Produce an exact copy of all the records.

------------------------------------

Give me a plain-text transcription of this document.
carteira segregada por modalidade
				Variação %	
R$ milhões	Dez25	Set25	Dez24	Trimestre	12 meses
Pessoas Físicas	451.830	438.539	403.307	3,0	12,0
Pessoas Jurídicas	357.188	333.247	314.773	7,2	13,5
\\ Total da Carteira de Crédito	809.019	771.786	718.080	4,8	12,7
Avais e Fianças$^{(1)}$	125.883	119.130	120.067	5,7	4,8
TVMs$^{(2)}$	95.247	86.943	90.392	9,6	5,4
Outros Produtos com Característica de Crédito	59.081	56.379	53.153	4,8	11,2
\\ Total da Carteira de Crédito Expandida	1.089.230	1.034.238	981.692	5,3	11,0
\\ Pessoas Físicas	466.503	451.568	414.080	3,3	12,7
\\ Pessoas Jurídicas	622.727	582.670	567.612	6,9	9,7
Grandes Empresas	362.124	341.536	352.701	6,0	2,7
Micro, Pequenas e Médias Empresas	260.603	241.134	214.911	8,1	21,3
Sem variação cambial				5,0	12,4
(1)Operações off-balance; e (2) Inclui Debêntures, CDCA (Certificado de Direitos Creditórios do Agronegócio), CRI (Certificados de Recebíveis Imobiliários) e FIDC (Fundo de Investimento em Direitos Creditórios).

------------------------------------

Expected answer =>
Give me a plain-text transcription of this document.
carteira segregada por modalidade
				Variação %	
R$ milhões	Dez25	Set25	Dez24	Trimestre	12 meses
Pessoas Físicas	451.830	438.539	403.307	3,0	12,0
Pessoas Jurídicas	357.188	333.247	314.773	7,2	13,5
\\ Total da Carteira de Crédito	809.019	771.786	718.080	4,8	12,7
Avais e Fianças$^{(1)}$	125.883	119.130	120.067	5,7	4,8
TVMs$^{(2)}$	95.247	86.943	90.392	9,6	5,4
Outros Produtos com Característica de Crédito	59.081	56.379	53.153	4,8	11,2
\\ Total da Carteira de Crédito Expandida	1.089.230	1.034.238	981.692	5,3	11,0
\\ Pessoas Físicas	466.503	451.568	414.080	3,3	12,7
\\ Pessoas Jurídicas	622.727	582.670	567.612	6,9	9,7
Grandes Empresas	362.124	341.536	352.701	6,0	2,7
Micro, Pequenas e Médias Empresas	260.603	241.134	214.911	8,1	21,3
Sem variação cambial				5,0	12,4
(1)Operações off-balance; e (2) Inclui Debêntures, CDCA (Certificado de Direitos Creditórios do Agronegócio), CRI (Certificados de Recebíveis Imobiliários) e FIDC (Fundo de Investimento em Direitos Creditórios).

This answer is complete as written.